◆ JOB ◆
Search the data for the word "name" and copy every line that contains it.

◆ SOURCE DATA ◆
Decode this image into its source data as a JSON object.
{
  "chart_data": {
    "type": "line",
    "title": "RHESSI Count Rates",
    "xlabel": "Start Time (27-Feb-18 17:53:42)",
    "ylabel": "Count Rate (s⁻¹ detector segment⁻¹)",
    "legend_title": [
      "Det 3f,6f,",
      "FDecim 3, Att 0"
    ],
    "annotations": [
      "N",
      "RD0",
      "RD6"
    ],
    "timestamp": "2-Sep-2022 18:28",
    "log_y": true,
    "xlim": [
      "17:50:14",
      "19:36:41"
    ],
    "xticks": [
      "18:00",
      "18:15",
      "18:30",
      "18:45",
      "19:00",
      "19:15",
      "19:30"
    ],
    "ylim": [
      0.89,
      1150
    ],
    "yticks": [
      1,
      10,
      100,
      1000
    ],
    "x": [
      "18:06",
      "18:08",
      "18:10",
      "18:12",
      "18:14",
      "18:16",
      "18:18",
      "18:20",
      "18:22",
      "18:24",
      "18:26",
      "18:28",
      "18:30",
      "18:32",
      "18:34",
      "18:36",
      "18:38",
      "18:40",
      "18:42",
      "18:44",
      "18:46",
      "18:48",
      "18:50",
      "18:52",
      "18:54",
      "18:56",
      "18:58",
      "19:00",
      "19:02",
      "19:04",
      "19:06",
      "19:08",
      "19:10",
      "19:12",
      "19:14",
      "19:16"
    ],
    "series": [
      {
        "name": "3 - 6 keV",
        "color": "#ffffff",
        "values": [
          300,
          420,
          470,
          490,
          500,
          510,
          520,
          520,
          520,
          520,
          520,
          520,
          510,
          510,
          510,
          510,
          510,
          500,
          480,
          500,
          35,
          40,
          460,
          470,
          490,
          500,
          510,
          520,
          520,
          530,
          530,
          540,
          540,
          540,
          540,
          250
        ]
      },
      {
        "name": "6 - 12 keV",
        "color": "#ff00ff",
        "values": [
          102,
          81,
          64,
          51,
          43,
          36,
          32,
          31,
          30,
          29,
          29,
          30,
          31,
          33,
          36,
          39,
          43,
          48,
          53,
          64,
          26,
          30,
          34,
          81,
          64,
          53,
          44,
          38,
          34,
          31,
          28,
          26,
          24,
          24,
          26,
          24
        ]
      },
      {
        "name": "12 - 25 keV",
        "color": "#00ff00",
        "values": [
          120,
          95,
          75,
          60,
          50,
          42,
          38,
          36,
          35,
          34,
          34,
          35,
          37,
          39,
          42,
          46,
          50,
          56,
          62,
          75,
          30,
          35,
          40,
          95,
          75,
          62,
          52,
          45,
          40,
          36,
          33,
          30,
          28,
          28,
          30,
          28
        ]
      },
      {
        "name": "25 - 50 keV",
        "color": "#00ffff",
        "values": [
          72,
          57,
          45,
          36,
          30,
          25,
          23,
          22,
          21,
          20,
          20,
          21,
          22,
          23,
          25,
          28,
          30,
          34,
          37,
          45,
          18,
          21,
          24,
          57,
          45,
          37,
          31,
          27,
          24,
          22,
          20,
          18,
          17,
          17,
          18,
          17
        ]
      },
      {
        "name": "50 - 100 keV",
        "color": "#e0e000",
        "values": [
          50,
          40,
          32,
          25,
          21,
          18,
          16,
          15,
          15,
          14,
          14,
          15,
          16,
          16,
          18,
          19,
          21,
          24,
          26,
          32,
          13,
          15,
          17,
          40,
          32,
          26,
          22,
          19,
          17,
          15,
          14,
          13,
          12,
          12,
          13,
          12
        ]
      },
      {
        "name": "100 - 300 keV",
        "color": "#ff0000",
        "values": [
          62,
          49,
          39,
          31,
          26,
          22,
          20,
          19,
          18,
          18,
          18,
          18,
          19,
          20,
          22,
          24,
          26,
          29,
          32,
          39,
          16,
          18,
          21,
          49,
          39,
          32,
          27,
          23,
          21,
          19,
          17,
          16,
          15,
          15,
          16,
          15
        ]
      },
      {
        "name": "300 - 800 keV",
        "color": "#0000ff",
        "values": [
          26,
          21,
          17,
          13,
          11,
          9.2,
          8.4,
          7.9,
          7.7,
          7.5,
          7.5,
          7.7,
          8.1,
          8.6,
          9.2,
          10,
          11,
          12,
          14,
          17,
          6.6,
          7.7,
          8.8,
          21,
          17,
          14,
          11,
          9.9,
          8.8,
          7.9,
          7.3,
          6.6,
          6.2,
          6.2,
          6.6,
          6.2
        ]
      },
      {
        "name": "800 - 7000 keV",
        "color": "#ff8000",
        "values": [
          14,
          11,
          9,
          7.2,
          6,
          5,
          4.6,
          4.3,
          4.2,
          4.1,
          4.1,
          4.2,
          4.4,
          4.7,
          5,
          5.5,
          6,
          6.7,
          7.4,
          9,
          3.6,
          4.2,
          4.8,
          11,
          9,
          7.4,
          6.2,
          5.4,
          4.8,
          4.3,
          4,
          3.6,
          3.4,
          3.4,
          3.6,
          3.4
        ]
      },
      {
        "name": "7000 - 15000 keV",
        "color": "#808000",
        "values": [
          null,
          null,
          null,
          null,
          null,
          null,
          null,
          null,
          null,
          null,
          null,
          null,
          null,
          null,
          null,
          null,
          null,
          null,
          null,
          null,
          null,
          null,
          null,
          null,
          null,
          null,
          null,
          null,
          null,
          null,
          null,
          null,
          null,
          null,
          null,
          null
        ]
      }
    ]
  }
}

◆ ANSWER TO THE TASK ◆
        "name": "3 - 6 keV",
        "name": "6 - 12 keV",
        "name": "12 - 25 keV",
        "name": "25 - 50 keV",
        "name": "50 - 100 keV",
        "name": "100 - 300 keV",
        "name": "300 - 800 keV",
        "name": "800 - 7000 keV",
        "name": "7000 - 15000 keV",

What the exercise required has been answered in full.